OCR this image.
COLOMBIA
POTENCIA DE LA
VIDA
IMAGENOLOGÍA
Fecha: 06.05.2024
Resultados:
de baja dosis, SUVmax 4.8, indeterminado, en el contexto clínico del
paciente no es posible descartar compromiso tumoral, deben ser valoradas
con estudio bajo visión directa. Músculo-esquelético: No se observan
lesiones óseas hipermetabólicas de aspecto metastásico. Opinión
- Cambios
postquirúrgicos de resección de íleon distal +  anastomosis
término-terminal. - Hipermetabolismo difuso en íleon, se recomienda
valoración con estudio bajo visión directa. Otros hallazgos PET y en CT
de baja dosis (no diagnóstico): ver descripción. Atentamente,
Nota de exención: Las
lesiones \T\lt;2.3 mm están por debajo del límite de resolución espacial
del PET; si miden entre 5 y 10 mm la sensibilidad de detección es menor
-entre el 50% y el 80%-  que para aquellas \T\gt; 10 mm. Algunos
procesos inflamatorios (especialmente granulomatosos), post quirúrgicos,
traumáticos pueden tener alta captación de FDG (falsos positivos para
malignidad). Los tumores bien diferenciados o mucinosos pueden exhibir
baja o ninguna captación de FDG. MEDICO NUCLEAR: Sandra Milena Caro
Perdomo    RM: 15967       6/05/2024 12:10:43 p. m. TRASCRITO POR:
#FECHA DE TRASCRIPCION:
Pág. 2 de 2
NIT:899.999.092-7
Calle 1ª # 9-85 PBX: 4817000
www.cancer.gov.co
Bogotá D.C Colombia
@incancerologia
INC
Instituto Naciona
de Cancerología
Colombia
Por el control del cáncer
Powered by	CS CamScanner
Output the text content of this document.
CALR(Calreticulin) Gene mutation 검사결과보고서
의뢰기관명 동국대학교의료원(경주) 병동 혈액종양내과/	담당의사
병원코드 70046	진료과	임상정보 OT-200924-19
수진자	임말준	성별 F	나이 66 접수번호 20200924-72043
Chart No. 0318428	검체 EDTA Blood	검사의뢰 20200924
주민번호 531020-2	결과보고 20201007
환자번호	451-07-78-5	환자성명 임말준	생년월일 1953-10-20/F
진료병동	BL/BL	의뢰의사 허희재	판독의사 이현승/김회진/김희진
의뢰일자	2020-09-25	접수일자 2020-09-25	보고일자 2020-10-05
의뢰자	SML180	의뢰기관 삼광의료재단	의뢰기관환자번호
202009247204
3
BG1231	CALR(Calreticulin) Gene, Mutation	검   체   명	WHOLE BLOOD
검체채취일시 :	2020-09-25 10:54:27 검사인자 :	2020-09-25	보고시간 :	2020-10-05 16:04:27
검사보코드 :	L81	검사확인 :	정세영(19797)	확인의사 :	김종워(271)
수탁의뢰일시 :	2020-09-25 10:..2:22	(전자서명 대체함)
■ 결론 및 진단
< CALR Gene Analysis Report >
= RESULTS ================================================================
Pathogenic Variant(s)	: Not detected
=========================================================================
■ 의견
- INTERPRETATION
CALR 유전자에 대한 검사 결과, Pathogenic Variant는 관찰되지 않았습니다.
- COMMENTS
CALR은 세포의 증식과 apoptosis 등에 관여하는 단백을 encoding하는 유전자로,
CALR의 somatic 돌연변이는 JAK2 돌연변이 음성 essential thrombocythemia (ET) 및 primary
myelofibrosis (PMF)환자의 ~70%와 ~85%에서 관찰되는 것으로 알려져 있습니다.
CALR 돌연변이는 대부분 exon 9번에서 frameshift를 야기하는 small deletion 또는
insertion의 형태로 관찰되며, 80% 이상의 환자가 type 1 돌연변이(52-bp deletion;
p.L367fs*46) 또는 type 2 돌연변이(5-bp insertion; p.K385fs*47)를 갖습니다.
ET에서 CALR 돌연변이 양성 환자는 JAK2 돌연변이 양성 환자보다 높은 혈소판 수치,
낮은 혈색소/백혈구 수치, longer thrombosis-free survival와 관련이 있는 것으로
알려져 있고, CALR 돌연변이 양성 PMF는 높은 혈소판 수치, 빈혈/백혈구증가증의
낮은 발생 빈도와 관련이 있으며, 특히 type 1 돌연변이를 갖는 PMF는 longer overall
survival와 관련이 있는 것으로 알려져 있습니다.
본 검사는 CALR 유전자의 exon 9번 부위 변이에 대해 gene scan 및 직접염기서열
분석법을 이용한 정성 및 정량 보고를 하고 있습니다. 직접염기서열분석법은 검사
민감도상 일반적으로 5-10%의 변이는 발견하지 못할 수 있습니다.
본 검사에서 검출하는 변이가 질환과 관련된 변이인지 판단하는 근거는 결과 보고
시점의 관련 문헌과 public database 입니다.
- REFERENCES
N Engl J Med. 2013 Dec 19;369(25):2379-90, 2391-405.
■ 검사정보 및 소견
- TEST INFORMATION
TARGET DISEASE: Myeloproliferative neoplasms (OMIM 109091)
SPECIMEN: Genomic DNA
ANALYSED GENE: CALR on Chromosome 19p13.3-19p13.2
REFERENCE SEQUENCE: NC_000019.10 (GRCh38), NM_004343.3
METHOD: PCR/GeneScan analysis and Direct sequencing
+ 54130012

****************

**The task:** Every record listed above needs to be written out again exactly.

**Completed exercise:**
OCR this image.
COLOMBIA
POTENCIA DE LA
VIDA
IMAGENOLOGÍA
Fecha: 06.05.2024
Resultados:
de baja dosis, SUVmax 4.8, indeterminado, en el contexto clínico del
paciente no es posible descartar compromiso tumoral, deben ser valoradas
con estudio bajo visión directa. Músculo-esquelético: No se observan
lesiones óseas hipermetabólicas de aspecto metastásico. Opinión
- Cambios
postquirúrgicos de resección de íleon distal +  anastomosis
término-terminal. - Hipermetabolismo difuso en íleon, se recomienda
valoración con estudio bajo visión directa. Otros hallazgos PET y en CT
de baja dosis (no diagnóstico): ver descripción. Atentamente,
Nota de exención: Las
lesiones \T\lt;2.3 mm están por debajo del límite de resolución espacial
del PET; si miden entre 5 y 10 mm la sensibilidad de detección es menor
-entre el 50% y el 80%-  que para aquellas \T\gt; 10 mm. Algunos
procesos inflamatorios (especialmente granulomatosos), post quirúrgicos,
traumáticos pueden tener alta captación de FDG (falsos positivos para
malignidad). Los tumores bien diferenciados o mucinosos pueden exhibir
baja o ninguna captación de FDG. MEDICO NUCLEAR: Sandra Milena Caro
Perdomo    RM: 15967       6/05/2024 12:10:43 p. m. TRASCRITO POR:
#FECHA DE TRASCRIPCION:
Pág. 2 de 2
NIT:899.999.092-7
Calle 1ª # 9-85 PBX: 4817000
www.cancer.gov.co
Bogotá D.C Colombia
@incancerologia
INC
Instituto Naciona
de Cancerología
Colombia
Por el control del cáncer
Powered by	CS CamScanner
Output the text content of this document.
CALR(Calreticulin) Gene mutation 검사결과보고서
의뢰기관명 동국대학교의료원(경주) 병동 혈액종양내과/	담당의사
병원코드 70046	진료과	임상정보 OT-200924-19
수진자	임말준	성별 F	나이 66 접수번호 20200924-72043
Chart No. 0318428	검체 EDTA Blood	검사의뢰 20200924
주민번호 531020-2	결과보고 20201007
환자번호	451-07-78-5	환자성명 임말준	생년월일 1953-10-20/F
진료병동	BL/BL	의뢰의사 허희재	판독의사 이현승/김회진/김희진
의뢰일자	2020-09-25	접수일자 2020-09-25	보고일자 2020-10-05
의뢰자	SML180	의뢰기관 삼광의료재단	의뢰기관환자번호
202009247204
3
BG1231	CALR(Calreticulin) Gene, Mutation	검   체   명	WHOLE BLOOD
검체채취일시 :	2020-09-25 10:54:27 검사인자 :	2020-09-25	보고시간 :	2020-10-05 16:04:27
검사보코드 :	L81	검사확인 :	정세영(19797)	확인의사 :	김종워(271)
수탁의뢰일시 :	2020-09-25 10:..2:22	(전자서명 대체함)
■ 결론 및 진단
< CALR Gene Analysis Report >
= RESULTS ================================================================
Pathogenic Variant(s)	: Not detected
=========================================================================
■ 의견
- INTERPRETATION
CALR 유전자에 대한 검사 결과, Pathogenic Variant는 관찰되지 않았습니다.
- COMMENTS
CALR은 세포의 증식과 apoptosis 등에 관여하는 단백을 encoding하는 유전자로,
CALR의 somatic 돌연변이는 JAK2 돌연변이 음성 essential thrombocythemia (ET) 및 primary
myelofibrosis (PMF)환자의 ~70%와 ~85%에서 관찰되는 것으로 알려져 있습니다.
CALR 돌연변이는 대부분 exon 9번에서 frameshift를 야기하는 small deletion 또는
insertion의 형태로 관찰되며, 80% 이상의 환자가 type 1 돌연변이(52-bp deletion;
p.L367fs*46) 또는 type 2 돌연변이(5-bp insertion; p.K385fs*47)를 갖습니다.
ET에서 CALR 돌연변이 양성 환자는 JAK2 돌연변이 양성 환자보다 높은 혈소판 수치,
낮은 혈색소/백혈구 수치, longer thrombosis-free survival와 관련이 있는 것으로
알려져 있고, CALR 돌연변이 양성 PMF는 높은 혈소판 수치, 빈혈/백혈구증가증의
낮은 발생 빈도와 관련이 있으며, 특히 type 1 돌연변이를 갖는 PMF는 longer overall
survival와 관련이 있는 것으로 알려져 있습니다.
본 검사는 CALR 유전자의 exon 9번 부위 변이에 대해 gene scan 및 직접염기서열
분석법을 이용한 정성 및 정량 보고를 하고 있습니다. 직접염기서열분석법은 검사
민감도상 일반적으로 5-10%의 변이는 발견하지 못할 수 있습니다.
본 검사에서 검출하는 변이가 질환과 관련된 변이인지 판단하는 근거는 결과 보고
시점의 관련 문헌과 public database 입니다.
- REFERENCES
N Engl J Med. 2013 Dec 19;369(25):2379-90, 2391-405.
■ 검사정보 및 소견
- TEST INFORMATION
TARGET DISEASE: Myeloproliferative neoplasms (OMIM 109091)
SPECIMEN: Genomic DNA
ANALYSED GENE: CALR on Chromosome 19p13.3-19p13.2
REFERENCE SEQUENCE: NC_000019.10 (GRCh38), NM_004343.3
METHOD: PCR/GeneScan analysis and Direct sequencing
+ 54130012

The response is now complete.